#### Source text
Burk then adds his commentary:

Wurtzel famously has a knack for finding the dark side of everything. Certainly here she has found the dark side of feminism. There is a price to pay when one trades her birthright for a mess of pottage. The trap of feminism is that so few modern people can see it for the mess of pottage that it is. Even Wurtzel misses it, though she feels deeply the pain of it.

I do not believe feminism is to blame for all women who find themselves single. Nor do I think that feminism alone accounts for all the moral pathologies on display in Wurtzel’s article. But I do believe that feminism has provided the social context for women to be congratulated by the culture for sad choices that they make.

The comments on Burk’s site reveal that he went back and tempered the statement shown above to reduce some of the vitriol ladled out against feminism. Honestly, I wouldn’t backpedal. I think the brand of feminism that arose out of the 1960s has been at the root of a whole score of societal downturns and downright evils, many of which feminists themselves are only now—reluctantly—acknowledging.
########
### Task to carry out
Answer these questions using the excerpt on feminism.
1. Who is said to have a knack for finding the dark side of everything?
2. According to Burk, what has feminism provided for women?
3. What do the comments on Burk's site reveal that he did to his statement?
#### Raw data
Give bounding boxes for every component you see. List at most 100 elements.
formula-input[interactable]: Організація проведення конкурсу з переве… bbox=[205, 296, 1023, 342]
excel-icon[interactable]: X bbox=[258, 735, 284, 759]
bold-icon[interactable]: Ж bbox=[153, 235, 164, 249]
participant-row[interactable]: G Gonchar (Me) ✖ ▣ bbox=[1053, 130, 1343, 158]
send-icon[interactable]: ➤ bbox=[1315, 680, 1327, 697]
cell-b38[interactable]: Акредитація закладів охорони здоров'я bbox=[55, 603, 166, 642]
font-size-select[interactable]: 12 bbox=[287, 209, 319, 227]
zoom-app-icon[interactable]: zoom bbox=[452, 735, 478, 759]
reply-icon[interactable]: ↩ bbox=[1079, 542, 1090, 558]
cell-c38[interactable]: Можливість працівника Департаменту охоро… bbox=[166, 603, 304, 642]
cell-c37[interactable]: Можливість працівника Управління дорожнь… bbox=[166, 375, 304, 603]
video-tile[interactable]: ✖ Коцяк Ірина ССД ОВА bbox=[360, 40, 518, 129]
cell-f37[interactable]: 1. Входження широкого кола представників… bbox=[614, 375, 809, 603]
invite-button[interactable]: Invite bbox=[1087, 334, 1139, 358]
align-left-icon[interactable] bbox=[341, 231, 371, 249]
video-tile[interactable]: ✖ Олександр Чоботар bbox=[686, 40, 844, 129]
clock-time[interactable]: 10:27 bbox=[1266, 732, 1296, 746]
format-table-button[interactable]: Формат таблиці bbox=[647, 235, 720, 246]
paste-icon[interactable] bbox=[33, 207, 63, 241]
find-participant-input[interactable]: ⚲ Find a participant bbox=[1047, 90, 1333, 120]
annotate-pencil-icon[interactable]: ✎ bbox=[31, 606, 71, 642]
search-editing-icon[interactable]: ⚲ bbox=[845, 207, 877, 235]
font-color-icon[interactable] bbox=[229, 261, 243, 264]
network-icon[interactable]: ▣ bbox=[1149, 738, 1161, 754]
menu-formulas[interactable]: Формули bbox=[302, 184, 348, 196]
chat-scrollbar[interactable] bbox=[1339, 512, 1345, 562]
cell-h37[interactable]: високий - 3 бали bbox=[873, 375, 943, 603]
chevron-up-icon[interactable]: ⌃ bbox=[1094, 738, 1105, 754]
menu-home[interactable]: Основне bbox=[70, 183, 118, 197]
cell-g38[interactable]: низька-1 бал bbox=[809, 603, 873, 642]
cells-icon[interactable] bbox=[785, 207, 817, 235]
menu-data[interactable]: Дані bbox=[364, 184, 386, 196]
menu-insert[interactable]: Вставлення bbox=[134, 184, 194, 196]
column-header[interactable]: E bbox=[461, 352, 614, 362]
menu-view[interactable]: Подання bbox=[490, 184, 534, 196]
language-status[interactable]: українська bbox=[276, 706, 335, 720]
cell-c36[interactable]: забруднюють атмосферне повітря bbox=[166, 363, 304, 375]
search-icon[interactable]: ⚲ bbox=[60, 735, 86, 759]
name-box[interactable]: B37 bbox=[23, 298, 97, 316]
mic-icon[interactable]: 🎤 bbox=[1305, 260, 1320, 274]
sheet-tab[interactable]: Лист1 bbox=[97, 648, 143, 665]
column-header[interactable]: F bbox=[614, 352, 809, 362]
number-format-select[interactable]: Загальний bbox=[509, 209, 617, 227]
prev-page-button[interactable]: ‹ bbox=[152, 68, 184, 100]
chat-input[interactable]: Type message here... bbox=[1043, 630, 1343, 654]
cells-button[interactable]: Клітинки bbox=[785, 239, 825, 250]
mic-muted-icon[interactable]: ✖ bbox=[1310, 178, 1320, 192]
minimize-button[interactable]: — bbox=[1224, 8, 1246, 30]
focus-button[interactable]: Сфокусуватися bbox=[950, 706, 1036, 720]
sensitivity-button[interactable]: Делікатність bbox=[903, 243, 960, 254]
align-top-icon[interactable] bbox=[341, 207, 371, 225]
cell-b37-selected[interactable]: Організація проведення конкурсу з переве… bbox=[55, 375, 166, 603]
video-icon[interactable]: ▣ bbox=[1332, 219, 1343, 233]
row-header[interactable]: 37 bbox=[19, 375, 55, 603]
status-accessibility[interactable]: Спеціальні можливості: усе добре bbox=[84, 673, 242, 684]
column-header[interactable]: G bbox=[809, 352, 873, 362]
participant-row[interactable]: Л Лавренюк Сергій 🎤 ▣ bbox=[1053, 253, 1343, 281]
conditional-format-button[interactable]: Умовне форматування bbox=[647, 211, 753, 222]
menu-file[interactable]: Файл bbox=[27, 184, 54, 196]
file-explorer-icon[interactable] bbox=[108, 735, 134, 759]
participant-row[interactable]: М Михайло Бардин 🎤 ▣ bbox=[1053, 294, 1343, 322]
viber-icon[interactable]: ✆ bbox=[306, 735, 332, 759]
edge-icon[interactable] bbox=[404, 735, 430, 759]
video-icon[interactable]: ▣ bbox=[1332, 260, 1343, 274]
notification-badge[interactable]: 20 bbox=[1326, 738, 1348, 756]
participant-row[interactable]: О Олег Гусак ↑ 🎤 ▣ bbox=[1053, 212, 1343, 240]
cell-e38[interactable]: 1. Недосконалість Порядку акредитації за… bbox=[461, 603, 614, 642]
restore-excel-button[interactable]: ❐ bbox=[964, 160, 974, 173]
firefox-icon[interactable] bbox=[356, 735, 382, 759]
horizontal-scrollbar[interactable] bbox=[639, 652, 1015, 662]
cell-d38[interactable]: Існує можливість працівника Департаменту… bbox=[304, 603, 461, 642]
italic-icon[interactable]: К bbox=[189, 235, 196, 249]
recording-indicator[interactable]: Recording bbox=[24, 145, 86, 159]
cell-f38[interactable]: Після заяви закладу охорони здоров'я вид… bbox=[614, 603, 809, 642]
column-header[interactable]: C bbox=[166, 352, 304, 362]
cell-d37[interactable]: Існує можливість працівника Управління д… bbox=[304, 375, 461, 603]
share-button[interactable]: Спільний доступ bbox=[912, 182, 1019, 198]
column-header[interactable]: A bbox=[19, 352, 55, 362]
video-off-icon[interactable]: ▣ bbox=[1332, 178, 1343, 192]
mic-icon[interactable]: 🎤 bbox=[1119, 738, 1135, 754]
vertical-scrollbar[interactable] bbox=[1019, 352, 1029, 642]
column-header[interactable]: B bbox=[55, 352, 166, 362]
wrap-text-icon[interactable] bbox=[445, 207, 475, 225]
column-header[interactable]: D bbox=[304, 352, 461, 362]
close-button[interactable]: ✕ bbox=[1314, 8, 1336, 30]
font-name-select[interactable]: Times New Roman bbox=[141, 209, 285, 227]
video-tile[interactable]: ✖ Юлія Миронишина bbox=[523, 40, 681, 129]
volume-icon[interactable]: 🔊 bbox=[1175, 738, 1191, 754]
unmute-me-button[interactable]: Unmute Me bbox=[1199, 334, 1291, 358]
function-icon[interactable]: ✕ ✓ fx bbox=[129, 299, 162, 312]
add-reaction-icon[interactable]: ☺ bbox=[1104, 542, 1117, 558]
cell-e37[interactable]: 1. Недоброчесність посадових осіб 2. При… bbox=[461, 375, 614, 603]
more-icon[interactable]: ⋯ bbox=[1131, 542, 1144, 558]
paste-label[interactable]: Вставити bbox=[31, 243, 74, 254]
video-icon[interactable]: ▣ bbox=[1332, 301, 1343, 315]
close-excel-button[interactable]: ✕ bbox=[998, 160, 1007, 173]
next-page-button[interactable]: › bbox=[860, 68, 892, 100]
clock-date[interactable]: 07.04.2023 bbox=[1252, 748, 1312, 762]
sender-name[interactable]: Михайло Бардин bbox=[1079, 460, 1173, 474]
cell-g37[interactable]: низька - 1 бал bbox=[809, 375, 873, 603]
########
### Task result
1. Wurtzel.
2. The social context for women to be congratulated by the culture for sad choices that they make.
3. He went back and tempered it to reduce some of the vitriol against feminism.